* _Problem to work on_: Give every entry again, word for word.

* _Dataset content_:
————

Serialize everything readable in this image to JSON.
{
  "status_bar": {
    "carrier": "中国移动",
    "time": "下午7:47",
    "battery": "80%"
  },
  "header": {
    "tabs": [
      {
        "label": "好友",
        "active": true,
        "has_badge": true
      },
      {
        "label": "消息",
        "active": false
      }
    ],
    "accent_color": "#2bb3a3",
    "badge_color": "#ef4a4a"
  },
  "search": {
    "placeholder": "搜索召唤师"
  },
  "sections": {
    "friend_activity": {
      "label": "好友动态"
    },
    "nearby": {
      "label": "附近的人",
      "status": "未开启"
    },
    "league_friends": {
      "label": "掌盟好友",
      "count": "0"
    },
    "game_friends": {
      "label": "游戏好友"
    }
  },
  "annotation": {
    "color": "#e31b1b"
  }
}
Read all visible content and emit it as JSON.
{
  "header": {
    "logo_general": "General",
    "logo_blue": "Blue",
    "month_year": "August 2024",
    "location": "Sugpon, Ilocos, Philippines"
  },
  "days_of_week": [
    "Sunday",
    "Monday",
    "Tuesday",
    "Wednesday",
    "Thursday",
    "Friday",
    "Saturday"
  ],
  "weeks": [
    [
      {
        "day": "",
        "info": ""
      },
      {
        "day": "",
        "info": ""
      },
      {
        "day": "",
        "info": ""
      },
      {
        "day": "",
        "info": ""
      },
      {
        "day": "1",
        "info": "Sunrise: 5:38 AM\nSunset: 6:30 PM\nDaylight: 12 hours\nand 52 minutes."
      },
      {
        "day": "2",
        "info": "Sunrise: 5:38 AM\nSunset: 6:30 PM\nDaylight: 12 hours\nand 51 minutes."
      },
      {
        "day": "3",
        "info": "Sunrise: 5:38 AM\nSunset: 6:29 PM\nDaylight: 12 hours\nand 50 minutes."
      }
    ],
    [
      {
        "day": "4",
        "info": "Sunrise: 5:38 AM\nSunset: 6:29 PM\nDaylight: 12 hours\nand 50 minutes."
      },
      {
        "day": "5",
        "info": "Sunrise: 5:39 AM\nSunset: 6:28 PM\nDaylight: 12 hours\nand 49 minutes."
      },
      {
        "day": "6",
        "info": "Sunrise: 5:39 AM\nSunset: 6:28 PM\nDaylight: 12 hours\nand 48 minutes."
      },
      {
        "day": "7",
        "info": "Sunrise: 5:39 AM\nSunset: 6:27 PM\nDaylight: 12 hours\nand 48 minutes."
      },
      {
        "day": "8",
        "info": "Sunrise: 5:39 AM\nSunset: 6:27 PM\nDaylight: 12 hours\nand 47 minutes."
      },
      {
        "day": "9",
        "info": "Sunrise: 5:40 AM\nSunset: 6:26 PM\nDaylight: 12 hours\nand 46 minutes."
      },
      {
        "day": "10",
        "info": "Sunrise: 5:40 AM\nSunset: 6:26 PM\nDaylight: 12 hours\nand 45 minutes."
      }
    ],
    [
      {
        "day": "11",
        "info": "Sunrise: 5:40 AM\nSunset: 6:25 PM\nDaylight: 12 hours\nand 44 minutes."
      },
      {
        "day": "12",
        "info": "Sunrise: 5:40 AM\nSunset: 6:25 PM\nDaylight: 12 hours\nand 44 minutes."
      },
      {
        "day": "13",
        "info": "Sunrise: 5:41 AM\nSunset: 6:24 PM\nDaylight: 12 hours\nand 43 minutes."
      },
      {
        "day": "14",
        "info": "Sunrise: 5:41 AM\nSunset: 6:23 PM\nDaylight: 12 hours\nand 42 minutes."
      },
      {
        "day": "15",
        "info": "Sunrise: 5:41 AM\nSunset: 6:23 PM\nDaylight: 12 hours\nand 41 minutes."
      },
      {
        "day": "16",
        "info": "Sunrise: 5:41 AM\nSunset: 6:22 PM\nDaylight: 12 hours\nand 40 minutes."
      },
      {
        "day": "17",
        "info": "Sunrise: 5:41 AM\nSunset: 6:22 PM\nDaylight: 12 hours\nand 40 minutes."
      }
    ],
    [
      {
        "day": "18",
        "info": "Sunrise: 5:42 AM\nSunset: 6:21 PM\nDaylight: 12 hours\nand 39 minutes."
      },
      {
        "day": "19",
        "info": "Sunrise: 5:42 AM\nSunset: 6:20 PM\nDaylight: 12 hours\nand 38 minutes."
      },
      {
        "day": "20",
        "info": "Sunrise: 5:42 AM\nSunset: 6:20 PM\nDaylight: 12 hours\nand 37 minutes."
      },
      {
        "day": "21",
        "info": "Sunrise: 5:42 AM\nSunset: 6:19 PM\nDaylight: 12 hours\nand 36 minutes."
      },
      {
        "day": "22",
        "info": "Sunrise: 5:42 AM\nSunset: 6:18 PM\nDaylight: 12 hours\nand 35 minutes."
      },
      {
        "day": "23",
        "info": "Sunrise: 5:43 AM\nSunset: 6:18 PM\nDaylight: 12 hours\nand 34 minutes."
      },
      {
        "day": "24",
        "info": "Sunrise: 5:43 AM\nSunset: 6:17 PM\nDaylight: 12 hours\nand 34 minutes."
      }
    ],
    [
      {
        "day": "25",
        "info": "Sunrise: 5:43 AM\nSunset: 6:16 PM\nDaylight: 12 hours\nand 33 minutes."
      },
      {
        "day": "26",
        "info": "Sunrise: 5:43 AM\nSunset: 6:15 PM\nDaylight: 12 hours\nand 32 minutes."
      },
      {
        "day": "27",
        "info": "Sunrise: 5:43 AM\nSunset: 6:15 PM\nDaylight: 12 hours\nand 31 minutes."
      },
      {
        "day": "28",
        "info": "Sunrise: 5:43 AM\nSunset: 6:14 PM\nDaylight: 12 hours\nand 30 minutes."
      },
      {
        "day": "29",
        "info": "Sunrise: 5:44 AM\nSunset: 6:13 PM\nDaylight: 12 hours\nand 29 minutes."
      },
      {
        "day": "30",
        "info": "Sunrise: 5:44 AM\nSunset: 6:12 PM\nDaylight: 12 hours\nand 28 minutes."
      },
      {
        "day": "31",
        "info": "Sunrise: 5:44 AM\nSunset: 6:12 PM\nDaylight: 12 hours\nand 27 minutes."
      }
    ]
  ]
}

————

* _Exercise result_:
Serialize everything readable in this image to JSON.
{
  "status_bar": {
    "carrier": "中国移动",
    "time": "下午7:47",
    "battery": "80%"
  },
  "header": {
    "tabs": [
      {
        "label": "好友",
        "active": true,
        "has_badge": true
      },
      {
        "label": "消息",
        "active": false
      }
    ],
    "accent_color": "#2bb3a3",
    "badge_color": "#ef4a4a"
  },
  "search": {
    "placeholder": "搜索召唤师"
  },
  "sections": {
    "friend_activity": {
      "label": "好友动态"
    },
    "nearby": {
      "label": "附近的人",
      "status": "未开启"
    },
    "league_friends": {
      "label": "掌盟好友",
      "count": "0"
    },
    "game_friends": {
      "label": "游戏好友"
    }
  },
  "annotation": {
    "color": "#e31b1b"
  }
}
Read all visible content and emit it as JSON.
{
  "header": {
    "logo_general": "General",
    "logo_blue": "Blue",
    "month_year": "August 2024",
    "location": "Sugpon, Ilocos, Philippines"
  },
  "days_of_week": [
    "Sunday",
    "Monday",
    "Tuesday",
    "Wednesday",
    "Thursday",
    "Friday",
    "Saturday"
  ],
  "weeks": [
    [
      {
        "day": "",
        "info": ""
      },
      {
        "day": "",
        "info": ""
      },
      {
        "day": "",
        "info": ""
      },
      {
        "day": "",
        "info": ""
      },
      {
        "day": "1",
        "info": "Sunrise: 5:38 AM\nSunset: 6:30 PM\nDaylight: 12 hours\nand 52 minutes."
      },
      {
        "day": "2",
        "info": "Sunrise: 5:38 AM\nSunset: 6:30 PM\nDaylight: 12 hours\nand 51 minutes."
      },
      {
        "day": "3",
        "info": "Sunrise: 5:38 AM\nSunset: 6:29 PM\nDaylight: 12 hours\nand 50 minutes."
      }
    ],
    [
      {
        "day": "4",
        "info": "Sunrise: 5:38 AM\nSunset: 6:29 PM\nDaylight: 12 hours\nand 50 minutes."
      },
      {
        "day": "5",
        "info": "Sunrise: 5:39 AM\nSunset: 6:28 PM\nDaylight: 12 hours\nand 49 minutes."
      },
      {
        "day": "6",
        "info": "Sunrise: 5:39 AM\nSunset: 6:28 PM\nDaylight: 12 hours\nand 48 minutes."
      },
      {
        "day": "7",
        "info": "Sunrise: 5:39 AM\nSunset: 6:27 PM\nDaylight: 12 hours\nand 48 minutes."
      },
      {
        "day": "8",
        "info": "Sunrise: 5:39 AM\nSunset: 6:27 PM\nDaylight: 12 hours\nand 47 minutes."
      },
      {
        "day": "9",
        "info": "Sunrise: 5:40 AM\nSunset: 6:26 PM\nDaylight: 12 hours\nand 46 minutes."
      },
      {
        "day": "10",
        "info": "Sunrise: 5:40 AM\nSunset: 6:26 PM\nDaylight: 12 hours\nand 45 minutes."
      }
    ],
    [
      {
        "day": "11",
        "info": "Sunrise: 5:40 AM\nSunset: 6:25 PM\nDaylight: 12 hours\nand 44 minutes."
      },
      {
        "day": "12",
        "info": "Sunrise: 5:40 AM\nSunset: 6:25 PM\nDaylight: 12 hours\nand 44 minutes."
      },
      {
        "day": "13",
        "info": "Sunrise: 5:41 AM\nSunset: 6:24 PM\nDaylight: 12 hours\nand 43 minutes."
      },
      {
        "day": "14",
        "info": "Sunrise: 5:41 AM\nSunset: 6:23 PM\nDaylight: 12 hours\nand 42 minutes."
      },
      {
        "day": "15",
        "info": "Sunrise: 5:41 AM\nSunset: 6:23 PM\nDaylight: 12 hours\nand 41 minutes."
      },
      {
        "day": "16",
        "info": "Sunrise: 5:41 AM\nSunset: 6:22 PM\nDaylight: 12 hours\nand 40 minutes."
      },
      {
        "day": "17",
        "info": "Sunrise: 5:41 AM\nSunset: 6:22 PM\nDaylight: 12 hours\nand 40 minutes."
      }
    ],
    [
      {
        "day": "18",
        "info": "Sunrise: 5:42 AM\nSunset: 6:21 PM\nDaylight: 12 hours\nand 39 minutes."
      },
      {
        "day": "19",
        "info": "Sunrise: 5:42 AM\nSunset: 6:20 PM\nDaylight: 12 hours\nand 38 minutes."
      },
      {
        "day": "20",
        "info": "Sunrise: 5:42 AM\nSunset: 6:20 PM\nDaylight: 12 hours\nand 37 minutes."
      },
      {
        "day": "21",
        "info": "Sunrise: 5:42 AM\nSunset: 6:19 PM\nDaylight: 12 hours\nand 36 minutes."
      },
      {
        "day": "22",
        "info": "Sunrise: 5:42 AM\nSunset: 6:18 PM\nDaylight: 12 hours\nand 35 minutes."
      },
      {
        "day": "23",
        "info": "Sunrise: 5:43 AM\nSunset: 6:18 PM\nDaylight: 12 hours\nand 34 minutes."
      },
      {
        "day": "24",
        "info": "Sunrise: 5:43 AM\nSunset: 6:17 PM\nDaylight: 12 hours\nand 34 minutes."
      }
    ],
    [
      {
        "day": "25",
        "info": "Sunrise: 5:43 AM\nSunset: 6:16 PM\nDaylight: 12 hours\nand 33 minutes."
      },
      {
        "day": "26",
        "info": "Sunrise: 5:43 AM\nSunset: 6:15 PM\nDaylight: 12 hours\nand 32 minutes."
      },
      {
        "day": "27",
        "info": "Sunrise: 5:43 AM\nSunset: 6:15 PM\nDaylight: 12 hours\nand 31 minutes."
      },
      {
        "day": "28",
        "info": "Sunrise: 5:43 AM\nSunset: 6:14 PM\nDaylight: 12 hours\nand 30 minutes."
      },
      {
        "day": "29",
        "info": "Sunrise: 5:44 AM\nSunset: 6:13 PM\nDaylight: 12 hours\nand 29 minutes."
      },
      {
        "day": "30",
        "info": "Sunrise: 5:44 AM\nSunset: 6:12 PM\nDaylight: 12 hours\nand 28 minutes."
      },
      {
        "day": "31",
        "info": "Sunrise: 5:44 AM\nSunset: 6:12 PM\nDaylight: 12 hours\nand 27 minutes."
      }
    ]
  ]
}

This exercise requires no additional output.